*Source records*
----------
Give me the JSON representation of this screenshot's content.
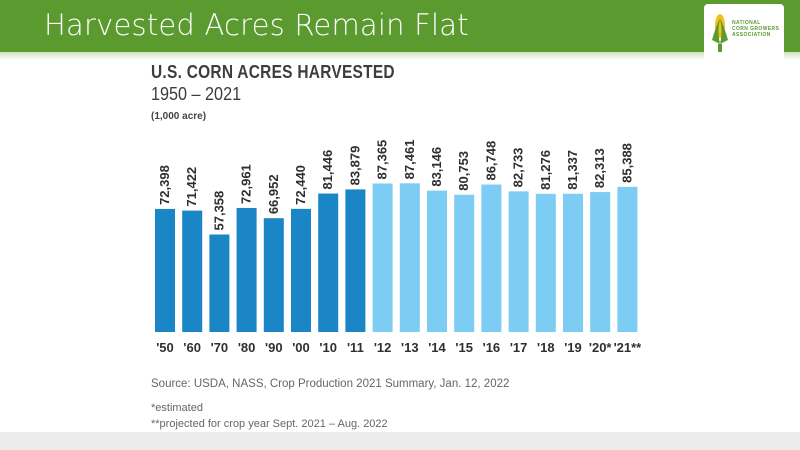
{
  "slide": {
    "title": "Harvested Acres Remain Flat",
    "logo_text": [
      "NATIONAL",
      "CORN GROWERS",
      "ASSOCIATION"
    ],
    "header_color": "#5a9a2f"
  },
  "chart_data": {
    "type": "bar",
    "title": "U.S. CORN ACRES HARVESTED",
    "subtitle": "1950 – 2021",
    "unit": "(1,000 acre)",
    "categories": [
      "'50",
      "'60",
      "'70",
      "'80",
      "'90",
      "'00",
      "'10",
      "'11",
      "'12",
      "'13",
      "'14",
      "'15",
      "'16",
      "'17",
      "'18",
      "'19",
      "'20*",
      "'21**"
    ],
    "values": [
      72398,
      71422,
      57358,
      72961,
      66952,
      72440,
      81446,
      83879,
      87365,
      87461,
      83146,
      80753,
      86748,
      82733,
      81276,
      81337,
      82313,
      85388
    ],
    "value_labels": [
      "72,398",
      "71,422",
      "57,358",
      "72,961",
      "66,952",
      "72,440",
      "81,446",
      "83,879",
      "87,365",
      "87,461",
      "83,146",
      "80,753",
      "86,748",
      "82,733",
      "81,276",
      "81,337",
      "82,313",
      "85,388"
    ],
    "colors": {
      "dark": "#1b86c6",
      "light": "#7cccf3"
    },
    "dark_bar_count": 8,
    "grid": false,
    "legend": "none"
  },
  "footer": {
    "source": "Source: USDA, NASS, Crop Production 2021 Summary, Jan. 12, 2022",
    "note_estimated": "*estimated",
    "note_projected": "**projected for crop year Sept. 2021 – Aug. 2022"
  }
}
----------
*Your goal*
Repeat all the records above exactly, leaving out any pictures.

*Answer to the task*
Give me the JSON representation of this screenshot's content.
{
  "slide": {
    "title": "Harvested Acres Remain Flat",
    "logo_text": [
      "NATIONAL",
      "CORN GROWERS",
      "ASSOCIATION"
    ],
    "header_color": "#5a9a2f"
  },
  "chart_data": {
    "type": "bar",
    "title": "U.S. CORN ACRES HARVESTED",
    "subtitle": "1950 – 2021",
    "unit": "(1,000 acre)",
    "categories": [
      "'50",
      "'60",
      "'70",
      "'80",
      "'90",
      "'00",
      "'10",
      "'11",
      "'12",
      "'13",
      "'14",
      "'15",
      "'16",
      "'17",
      "'18",
      "'19",
      "'20*",
      "'21**"
    ],
    "values": [
      72398,
      71422,
      57358,
      72961,
      66952,
      72440,
      81446,
      83879,
      87365,
      87461,
      83146,
      80753,
      86748,
      82733,
      81276,
      81337,
      82313,
      85388
    ],
    "value_labels": [
      "72,398",
      "71,422",
      "57,358",
      "72,961",
      "66,952",
      "72,440",
      "81,446",
      "83,879",
      "87,365",
      "87,461",
      "83,146",
      "80,753",
      "86,748",
      "82,733",
      "81,276",
      "81,337",
      "82,313",
      "85,388"
    ],
    "colors": {
      "dark": "#1b86c6",
      "light": "#7cccf3"
    },
    "dark_bar_count": 8,
    "grid": false,
    "legend": "none"
  },
  "footer": {
    "source": "Source: USDA, NASS, Crop Production 2021 Summary, Jan. 12, 2022",
    "note_estimated": "*estimated",
    "note_projected": "**projected for crop year Sept. 2021 – Aug. 2022"
  }
}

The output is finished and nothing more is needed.